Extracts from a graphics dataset
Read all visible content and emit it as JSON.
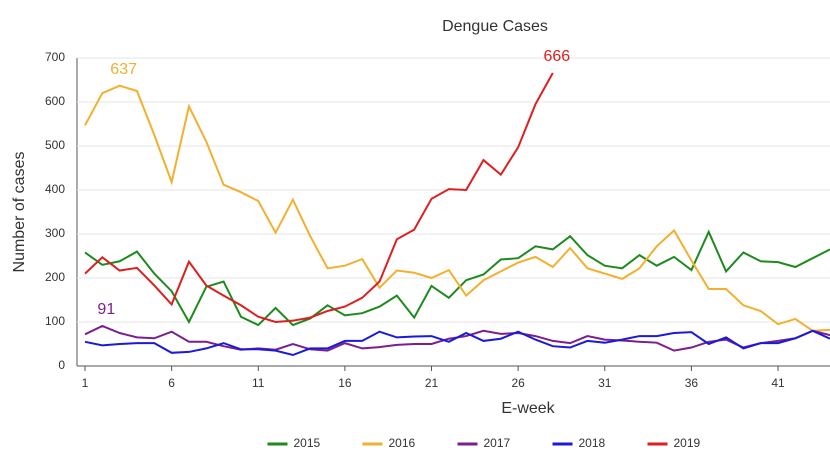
{
  "chart_data": {
    "type": "line",
    "title": "Dengue Cases",
    "x_label": "E-week",
    "y_label": "Number of cases",
    "x": [
      1,
      2,
      3,
      4,
      5,
      6,
      7,
      8,
      9,
      10,
      11,
      12,
      13,
      14,
      15,
      16,
      17,
      18,
      19,
      20,
      21,
      22,
      23,
      24,
      25,
      26,
      27,
      28,
      29,
      30,
      31,
      32,
      33,
      34,
      35,
      36,
      37,
      38,
      39,
      40,
      41,
      42,
      43,
      44
    ],
    "xlim": [
      1,
      44
    ],
    "xticks": [
      1,
      6,
      11,
      16,
      21,
      26,
      31,
      36,
      41
    ],
    "ylim": [
      0,
      700
    ],
    "yticks": [
      0,
      100,
      200,
      300,
      400,
      500,
      600,
      700
    ],
    "grid": true,
    "legend": "bottom",
    "series": [
      {
        "name": "2015",
        "color": "#1e8a1e",
        "label_max": false,
        "values": [
          258,
          230,
          238,
          260,
          210,
          170,
          100,
          180,
          192,
          112,
          93,
          132,
          93,
          108,
          138,
          115,
          120,
          135,
          160,
          110,
          182,
          155,
          195,
          208,
          242,
          245,
          272,
          265,
          295,
          252,
          228,
          222,
          252,
          228,
          248,
          218,
          305,
          215,
          258,
          238,
          236,
          225,
          245,
          265
        ]
      },
      {
        "name": "2016",
        "color": "#f2b02e",
        "label_max": true,
        "values": [
          547,
          620,
          637,
          625,
          525,
          418,
          590,
          510,
          412,
          395,
          375,
          303,
          378,
          295,
          222,
          228,
          243,
          178,
          217,
          212,
          200,
          218,
          160,
          195,
          215,
          235,
          248,
          225,
          268,
          222,
          210,
          198,
          222,
          272,
          308,
          240,
          175,
          175,
          138,
          125,
          95,
          107,
          80,
          82
        ]
      },
      {
        "name": "2017",
        "color": "#7b1f8c",
        "label_max": true,
        "values": [
          72,
          91,
          75,
          65,
          63,
          78,
          55,
          55,
          45,
          37,
          40,
          37,
          50,
          38,
          35,
          52,
          40,
          43,
          48,
          50,
          50,
          62,
          68,
          80,
          73,
          75,
          68,
          57,
          52,
          68,
          60,
          58,
          55,
          53,
          35,
          42,
          55,
          60,
          42,
          52,
          57,
          63,
          80,
          70
        ]
      },
      {
        "name": "2018",
        "color": "#1a1adb",
        "label_max": false,
        "values": [
          55,
          47,
          50,
          52,
          52,
          30,
          32,
          40,
          52,
          38,
          38,
          35,
          25,
          40,
          40,
          57,
          57,
          78,
          65,
          67,
          68,
          55,
          75,
          57,
          62,
          78,
          60,
          45,
          42,
          57,
          53,
          60,
          68,
          68,
          75,
          77,
          50,
          65,
          40,
          52,
          52,
          63,
          80,
          62
        ]
      },
      {
        "name": "2019",
        "color": "#dd1f1f",
        "label_max": true,
        "values": [
          210,
          247,
          217,
          223,
          183,
          140,
          237,
          183,
          160,
          138,
          112,
          100,
          103,
          110,
          125,
          135,
          155,
          192,
          288,
          310,
          380,
          402,
          400,
          468,
          435,
          497,
          595,
          666,
          null,
          null,
          null,
          null,
          null,
          null,
          null,
          null,
          null,
          null,
          null,
          null,
          null,
          null,
          null,
          null
        ]
      }
    ]
  }
}
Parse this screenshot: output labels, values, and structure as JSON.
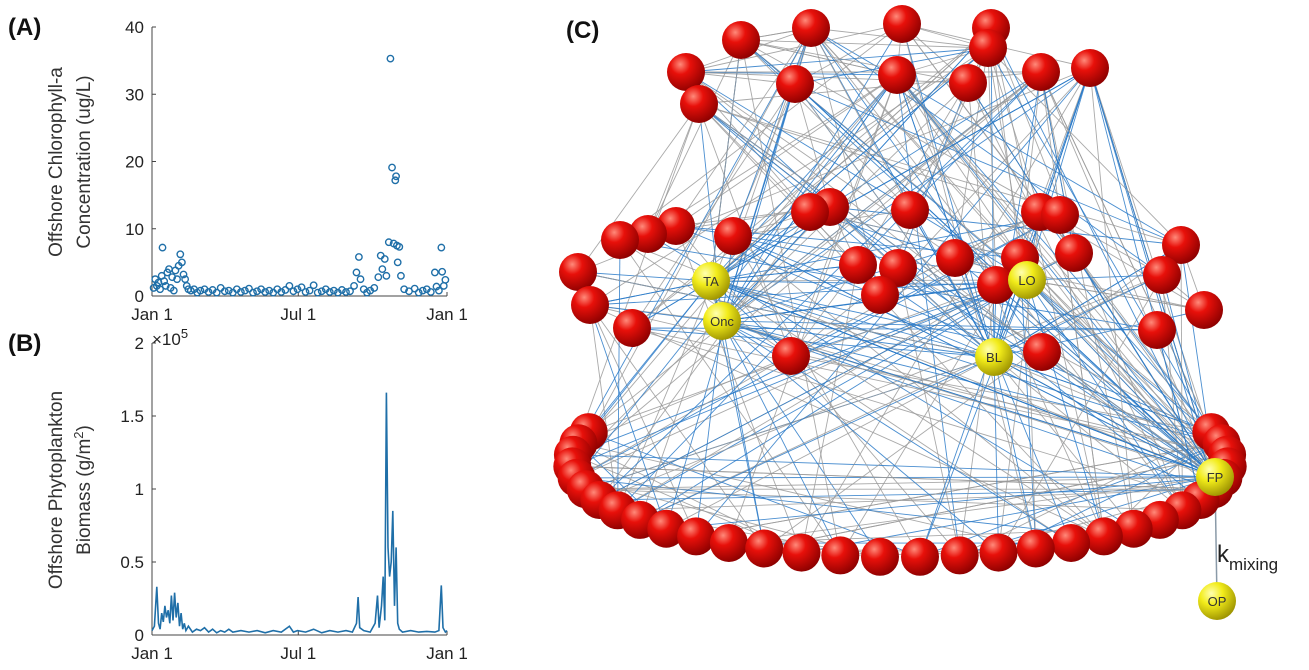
{
  "chart_data": [
    {
      "type": "scatter",
      "panel_label": "(A)",
      "ylabel": [
        "Offshore Chlorophyll-a",
        "Concentration (ug/L)"
      ],
      "color": "#1f6fa8",
      "xlim": [
        0,
        365
      ],
      "xticks": [
        {
          "value": 0,
          "label": "Jan 1"
        },
        {
          "value": 181,
          "label": "Jul 1"
        },
        {
          "value": 365,
          "label": "Jan 1"
        }
      ],
      "ylim": [
        0,
        40
      ],
      "yticks": [
        0,
        10,
        20,
        30,
        40
      ],
      "x": [
        2,
        4,
        6,
        8,
        10,
        12,
        13,
        15,
        17,
        19,
        21,
        23,
        25,
        27,
        29,
        31,
        33,
        35,
        37,
        39,
        41,
        43,
        45,
        48,
        52,
        56,
        60,
        65,
        70,
        75,
        80,
        85,
        90,
        95,
        100,
        105,
        110,
        115,
        120,
        125,
        130,
        135,
        140,
        145,
        150,
        155,
        160,
        165,
        170,
        175,
        180,
        185,
        190,
        195,
        200,
        205,
        210,
        215,
        220,
        225,
        230,
        235,
        240,
        245,
        250,
        253,
        256,
        258,
        262,
        266,
        270,
        275,
        280,
        283,
        285,
        288,
        290,
        293,
        295,
        297,
        299,
        301,
        302,
        303,
        304,
        306,
        308,
        312,
        318,
        325,
        330,
        335,
        340,
        345,
        350,
        352,
        355,
        358,
        359,
        361,
        363
      ],
      "values": [
        1.2,
        2.5,
        1.5,
        2,
        1,
        3,
        7.2,
        2.2,
        1.5,
        3.5,
        4,
        1.2,
        2.8,
        0.8,
        3.8,
        2.5,
        4.5,
        6.2,
        5,
        3.2,
        2.5,
        1.5,
        1,
        0.8,
        1,
        0.5,
        0.8,
        1,
        0.6,
        0.9,
        0.5,
        1.2,
        0.7,
        0.8,
        0.5,
        1,
        0.6,
        0.8,
        1.1,
        0.5,
        0.7,
        1,
        0.6,
        0.8,
        0.5,
        1,
        0.6,
        0.9,
        1.5,
        0.7,
        1,
        1.3,
        0.6,
        0.8,
        1.6,
        0.5,
        0.7,
        1,
        0.6,
        0.8,
        0.5,
        0.9,
        0.6,
        0.7,
        1.5,
        3.5,
        5.8,
        2.5,
        1,
        0.5,
        0.8,
        1.2,
        2.8,
        6,
        4,
        5.5,
        3,
        8,
        35.3,
        19.1,
        7.8,
        17.2,
        17.8,
        7.5,
        5,
        7.3,
        3,
        1,
        0.7,
        1.1,
        0.5,
        0.8,
        1,
        0.6,
        3.5,
        1.4,
        0.8,
        7.2,
        3.6,
        1.5,
        2.4
      ]
    },
    {
      "type": "line",
      "panel_label": "(B)",
      "ylabel": {
        "line1": "Offshore Phytoplankton",
        "line2": "Biomass (g/m",
        "sup": "2",
        "end": ")"
      },
      "y_multiplier": {
        "base": "×10",
        "power": "5"
      },
      "color": "#1f6fa8",
      "xlim": [
        0,
        365
      ],
      "xticks": [
        {
          "value": 0,
          "label": "Jan 1"
        },
        {
          "value": 181,
          "label": "Jul 1"
        },
        {
          "value": 365,
          "label": "Jan 1"
        }
      ],
      "ylim": [
        0,
        200000
      ],
      "yticks": [
        0,
        {
          "value": 50000,
          "label": "0.5"
        },
        {
          "value": 100000,
          "label": "1"
        },
        {
          "value": 150000,
          "label": "1.5"
        },
        {
          "value": 200000,
          "label": "2"
        }
      ],
      "x": [
        0,
        3,
        6,
        8,
        10,
        12,
        14,
        16,
        18,
        20,
        22,
        24,
        26,
        28,
        30,
        32,
        34,
        36,
        38,
        40,
        42,
        45,
        50,
        55,
        60,
        65,
        70,
        75,
        80,
        85,
        90,
        95,
        100,
        110,
        120,
        130,
        140,
        150,
        160,
        170,
        175,
        180,
        190,
        200,
        210,
        220,
        230,
        240,
        248,
        253,
        255,
        257,
        262,
        270,
        276,
        279,
        281,
        284,
        286,
        288,
        290,
        292,
        294,
        296,
        298,
        300,
        302,
        304,
        306,
        310,
        320,
        330,
        340,
        350,
        355,
        358,
        360,
        363,
        365
      ],
      "values": [
        3000,
        6000,
        33000,
        8000,
        4000,
        15000,
        9000,
        20000,
        12000,
        17000,
        8000,
        27000,
        10000,
        29000,
        12000,
        22000,
        6000,
        15000,
        4000,
        8000,
        3000,
        6000,
        2000,
        4000,
        3000,
        5000,
        2000,
        4000,
        1500,
        3000,
        2000,
        4000,
        2000,
        3000,
        2000,
        3000,
        1500,
        3000,
        2000,
        6000,
        2000,
        3000,
        2000,
        4000,
        1500,
        3000,
        2000,
        3000,
        2000,
        8000,
        26000,
        5000,
        3000,
        2000,
        8000,
        27000,
        5000,
        20000,
        40000,
        10000,
        166000,
        60000,
        40000,
        50000,
        85000,
        20000,
        60000,
        8000,
        4000,
        2000,
        3000,
        2000,
        2500,
        2000,
        3000,
        34000,
        5000,
        2000,
        3000
      ]
    }
  ],
  "network": {
    "panel_label": "(C)",
    "labeled_nodes": [
      "TA",
      "Onc",
      "LO",
      "BL",
      "FP",
      "OP"
    ],
    "annotation": {
      "text": "k",
      "subscript": "mixing"
    }
  }
}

_Exercise task_
Search the entries for the word "JSON", then gather every line that has it.

_Exercise response_
Read all visible content and emit it as JSON.
Parse this screenshot: output labels, values, and structure as JSON.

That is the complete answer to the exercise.